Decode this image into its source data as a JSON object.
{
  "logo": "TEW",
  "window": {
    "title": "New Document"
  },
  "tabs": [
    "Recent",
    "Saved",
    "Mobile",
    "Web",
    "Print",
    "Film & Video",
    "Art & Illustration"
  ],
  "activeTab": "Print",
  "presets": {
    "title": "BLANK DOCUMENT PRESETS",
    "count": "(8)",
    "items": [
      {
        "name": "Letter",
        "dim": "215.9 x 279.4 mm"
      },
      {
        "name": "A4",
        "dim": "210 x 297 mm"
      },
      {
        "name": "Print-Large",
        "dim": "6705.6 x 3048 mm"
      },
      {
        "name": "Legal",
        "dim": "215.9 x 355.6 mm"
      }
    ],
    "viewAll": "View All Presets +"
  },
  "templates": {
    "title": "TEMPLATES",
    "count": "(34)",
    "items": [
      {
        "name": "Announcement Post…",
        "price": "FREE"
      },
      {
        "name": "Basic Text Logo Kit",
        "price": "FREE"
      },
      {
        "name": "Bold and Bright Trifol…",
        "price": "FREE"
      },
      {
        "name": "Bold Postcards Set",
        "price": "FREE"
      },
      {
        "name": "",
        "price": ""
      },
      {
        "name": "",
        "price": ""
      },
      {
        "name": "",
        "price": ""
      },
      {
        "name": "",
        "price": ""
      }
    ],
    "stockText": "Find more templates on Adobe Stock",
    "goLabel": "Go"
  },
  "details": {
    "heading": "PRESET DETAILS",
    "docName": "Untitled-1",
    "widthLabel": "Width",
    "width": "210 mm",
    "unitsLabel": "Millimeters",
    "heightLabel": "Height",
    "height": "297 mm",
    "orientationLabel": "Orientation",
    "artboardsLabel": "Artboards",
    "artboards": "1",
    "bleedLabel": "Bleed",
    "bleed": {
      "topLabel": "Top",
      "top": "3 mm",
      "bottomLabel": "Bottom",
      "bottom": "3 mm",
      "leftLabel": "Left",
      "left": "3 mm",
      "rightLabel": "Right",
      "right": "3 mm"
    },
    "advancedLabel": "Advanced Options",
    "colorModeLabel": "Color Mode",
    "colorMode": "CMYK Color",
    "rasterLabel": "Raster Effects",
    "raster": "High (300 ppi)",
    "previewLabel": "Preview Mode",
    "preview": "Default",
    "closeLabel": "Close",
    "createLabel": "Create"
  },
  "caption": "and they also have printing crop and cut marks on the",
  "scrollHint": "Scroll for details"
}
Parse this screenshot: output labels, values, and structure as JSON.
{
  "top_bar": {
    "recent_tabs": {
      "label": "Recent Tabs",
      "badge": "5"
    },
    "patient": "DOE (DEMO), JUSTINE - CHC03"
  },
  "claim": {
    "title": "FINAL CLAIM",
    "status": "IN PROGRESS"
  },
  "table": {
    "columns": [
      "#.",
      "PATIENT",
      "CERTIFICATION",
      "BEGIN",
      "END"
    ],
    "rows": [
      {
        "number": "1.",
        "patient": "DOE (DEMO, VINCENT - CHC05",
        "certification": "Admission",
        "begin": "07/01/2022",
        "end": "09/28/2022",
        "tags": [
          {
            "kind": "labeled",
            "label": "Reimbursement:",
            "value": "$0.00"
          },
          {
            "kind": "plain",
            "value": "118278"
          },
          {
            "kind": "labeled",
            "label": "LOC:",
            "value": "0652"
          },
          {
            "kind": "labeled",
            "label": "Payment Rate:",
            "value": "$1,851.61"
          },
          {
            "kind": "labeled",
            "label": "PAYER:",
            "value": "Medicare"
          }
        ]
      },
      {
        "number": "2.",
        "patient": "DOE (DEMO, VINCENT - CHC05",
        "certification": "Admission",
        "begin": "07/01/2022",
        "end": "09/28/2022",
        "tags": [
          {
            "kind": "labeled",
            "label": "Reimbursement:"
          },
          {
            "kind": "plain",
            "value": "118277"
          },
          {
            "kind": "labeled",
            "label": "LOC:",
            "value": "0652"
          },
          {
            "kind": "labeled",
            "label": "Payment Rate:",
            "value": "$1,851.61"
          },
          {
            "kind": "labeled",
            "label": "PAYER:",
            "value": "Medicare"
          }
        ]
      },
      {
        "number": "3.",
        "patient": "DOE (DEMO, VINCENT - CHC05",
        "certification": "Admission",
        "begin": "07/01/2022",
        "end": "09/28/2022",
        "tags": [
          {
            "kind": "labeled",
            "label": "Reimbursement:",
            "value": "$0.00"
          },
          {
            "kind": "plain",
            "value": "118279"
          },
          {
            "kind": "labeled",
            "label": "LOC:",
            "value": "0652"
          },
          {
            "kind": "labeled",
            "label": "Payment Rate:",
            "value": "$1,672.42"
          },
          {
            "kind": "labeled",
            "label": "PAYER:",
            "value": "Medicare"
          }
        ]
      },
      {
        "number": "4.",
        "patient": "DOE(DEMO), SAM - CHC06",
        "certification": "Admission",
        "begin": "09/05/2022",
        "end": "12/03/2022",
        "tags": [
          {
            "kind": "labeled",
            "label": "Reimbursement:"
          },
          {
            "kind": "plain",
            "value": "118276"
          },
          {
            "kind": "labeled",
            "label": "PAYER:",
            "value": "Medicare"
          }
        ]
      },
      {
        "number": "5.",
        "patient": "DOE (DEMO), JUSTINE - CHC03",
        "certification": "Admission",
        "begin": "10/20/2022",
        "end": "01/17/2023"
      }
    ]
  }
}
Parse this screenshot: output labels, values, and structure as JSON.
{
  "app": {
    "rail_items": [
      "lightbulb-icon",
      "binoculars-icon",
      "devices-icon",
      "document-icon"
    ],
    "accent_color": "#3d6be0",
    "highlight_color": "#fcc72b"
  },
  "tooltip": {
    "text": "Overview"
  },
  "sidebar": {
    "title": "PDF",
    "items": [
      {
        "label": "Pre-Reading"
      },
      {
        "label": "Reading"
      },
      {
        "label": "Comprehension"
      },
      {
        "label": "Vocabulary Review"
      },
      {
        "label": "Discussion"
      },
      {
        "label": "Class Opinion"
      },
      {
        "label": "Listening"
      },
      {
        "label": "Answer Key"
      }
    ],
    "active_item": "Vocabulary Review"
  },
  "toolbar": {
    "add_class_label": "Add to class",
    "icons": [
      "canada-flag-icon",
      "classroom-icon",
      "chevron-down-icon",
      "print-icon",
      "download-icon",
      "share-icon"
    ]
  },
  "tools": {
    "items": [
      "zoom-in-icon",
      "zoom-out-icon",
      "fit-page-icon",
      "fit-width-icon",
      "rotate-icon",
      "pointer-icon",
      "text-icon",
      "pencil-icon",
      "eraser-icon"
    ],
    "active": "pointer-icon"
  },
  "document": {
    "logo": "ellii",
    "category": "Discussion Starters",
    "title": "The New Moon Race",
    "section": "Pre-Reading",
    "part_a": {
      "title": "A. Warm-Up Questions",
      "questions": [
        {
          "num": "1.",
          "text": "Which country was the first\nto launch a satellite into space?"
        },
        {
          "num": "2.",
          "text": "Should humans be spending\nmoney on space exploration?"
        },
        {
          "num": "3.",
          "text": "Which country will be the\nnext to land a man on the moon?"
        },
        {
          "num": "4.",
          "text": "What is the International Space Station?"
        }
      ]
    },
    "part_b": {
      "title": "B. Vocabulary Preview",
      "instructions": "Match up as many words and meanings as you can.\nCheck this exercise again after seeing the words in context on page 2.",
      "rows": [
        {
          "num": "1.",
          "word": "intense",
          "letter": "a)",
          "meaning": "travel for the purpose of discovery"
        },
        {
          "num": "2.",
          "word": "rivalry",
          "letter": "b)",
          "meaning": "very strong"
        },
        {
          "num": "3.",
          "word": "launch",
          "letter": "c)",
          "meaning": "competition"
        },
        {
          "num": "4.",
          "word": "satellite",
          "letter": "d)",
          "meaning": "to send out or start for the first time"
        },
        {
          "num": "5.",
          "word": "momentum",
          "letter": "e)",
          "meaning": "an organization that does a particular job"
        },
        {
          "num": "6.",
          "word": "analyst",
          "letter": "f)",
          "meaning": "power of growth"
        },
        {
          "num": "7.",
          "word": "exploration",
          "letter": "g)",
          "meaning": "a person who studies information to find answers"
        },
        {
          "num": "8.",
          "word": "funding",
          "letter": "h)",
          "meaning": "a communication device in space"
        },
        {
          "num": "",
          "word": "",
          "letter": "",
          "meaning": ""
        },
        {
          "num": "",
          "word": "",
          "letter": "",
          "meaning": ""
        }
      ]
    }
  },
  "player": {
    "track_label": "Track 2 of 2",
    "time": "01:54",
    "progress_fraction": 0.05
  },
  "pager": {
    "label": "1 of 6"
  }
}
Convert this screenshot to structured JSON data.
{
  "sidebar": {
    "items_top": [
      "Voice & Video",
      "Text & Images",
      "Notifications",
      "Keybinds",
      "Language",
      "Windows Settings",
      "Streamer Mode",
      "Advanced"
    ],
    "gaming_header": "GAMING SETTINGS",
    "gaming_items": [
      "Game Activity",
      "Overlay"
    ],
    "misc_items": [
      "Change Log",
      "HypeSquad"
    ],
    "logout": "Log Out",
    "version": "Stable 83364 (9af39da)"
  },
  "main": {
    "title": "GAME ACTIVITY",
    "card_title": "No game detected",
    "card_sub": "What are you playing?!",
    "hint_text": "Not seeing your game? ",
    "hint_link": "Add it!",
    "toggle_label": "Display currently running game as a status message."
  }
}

☆ ☆ ☆

(Exercise task):
Select and copy every line of the material that holds the string "this".

(Solution to the problem):
Decode this image into its source data as a JSON object.
Parse this screenshot: output labels, values, and structure as JSON.
Parse this screenshot: output labels, values, and structure as JSON.
      "instructions": "Match up as many words and meanings as you can.\nCheck this exercise again after seeing the words in context on page 2.",
Convert this screenshot to structured JSON data.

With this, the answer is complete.